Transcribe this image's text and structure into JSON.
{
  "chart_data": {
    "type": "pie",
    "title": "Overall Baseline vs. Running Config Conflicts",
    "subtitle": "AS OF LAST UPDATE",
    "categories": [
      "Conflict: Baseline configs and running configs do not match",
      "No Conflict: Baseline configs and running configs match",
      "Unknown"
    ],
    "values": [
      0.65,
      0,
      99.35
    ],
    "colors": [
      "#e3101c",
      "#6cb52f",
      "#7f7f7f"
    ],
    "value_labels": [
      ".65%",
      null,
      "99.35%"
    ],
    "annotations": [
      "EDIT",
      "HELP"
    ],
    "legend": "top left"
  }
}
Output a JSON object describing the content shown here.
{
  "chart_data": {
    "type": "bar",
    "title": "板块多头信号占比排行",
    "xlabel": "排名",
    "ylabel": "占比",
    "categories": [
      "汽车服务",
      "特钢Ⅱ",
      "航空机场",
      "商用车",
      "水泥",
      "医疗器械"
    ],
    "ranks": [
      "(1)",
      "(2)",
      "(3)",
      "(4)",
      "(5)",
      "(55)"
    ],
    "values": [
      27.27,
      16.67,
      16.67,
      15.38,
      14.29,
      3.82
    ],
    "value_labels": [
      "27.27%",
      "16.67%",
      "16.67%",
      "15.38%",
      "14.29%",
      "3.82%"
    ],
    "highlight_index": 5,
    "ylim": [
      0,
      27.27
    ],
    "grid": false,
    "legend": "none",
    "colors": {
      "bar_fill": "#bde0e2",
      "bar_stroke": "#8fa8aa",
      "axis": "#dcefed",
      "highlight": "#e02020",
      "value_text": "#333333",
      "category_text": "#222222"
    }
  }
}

-- Stated task --
Set down each entry again, unchanged.

-- Reply --
Transcribe this image's text and structure into JSON.
{
  "chart_data": {
    "type": "pie",
    "title": "Overall Baseline vs. Running Config Conflicts",
    "subtitle": "AS OF LAST UPDATE",
    "categories": [
      "Conflict: Baseline configs and running configs do not match",
      "No Conflict: Baseline configs and running configs match",
      "Unknown"
    ],
    "values": [
      0.65,
      0,
      99.35
    ],
    "colors": [
      "#e3101c",
      "#6cb52f",
      "#7f7f7f"
    ],
    "value_labels": [
      ".65%",
      null,
      "99.35%"
    ],
    "annotations": [
      "EDIT",
      "HELP"
    ],
    "legend": "top left"
  }
}
Output a JSON object describing the content shown here.
{
  "chart_data": {
    "type": "bar",
    "title": "板块多头信号占比排行",
    "xlabel": "排名",
    "ylabel": "占比",
    "categories": [
      "汽车服务",
      "特钢Ⅱ",
      "航空机场",
      "商用车",
      "水泥",
      "医疗器械"
    ],
    "ranks": [
      "(1)",
      "(2)",
      "(3)",
      "(4)",
      "(5)",
      "(55)"
    ],
    "values": [
      27.27,
      16.67,
      16.67,
      15.38,
      14.29,
      3.82
    ],
    "value_labels": [
      "27.27%",
      "16.67%",
      "16.67%",
      "15.38%",
      "14.29%",
      "3.82%"
    ],
    "highlight_index": 5,
    "ylim": [
      0,
      27.27
    ],
    "grid": false,
    "legend": "none",
    "colors": {
      "bar_fill": "#bde0e2",
      "bar_stroke": "#8fa8aa",
      "axis": "#dcefed",
      "highlight": "#e02020",
      "value_text": "#333333",
      "category_text": "#222222"
    }
  }
}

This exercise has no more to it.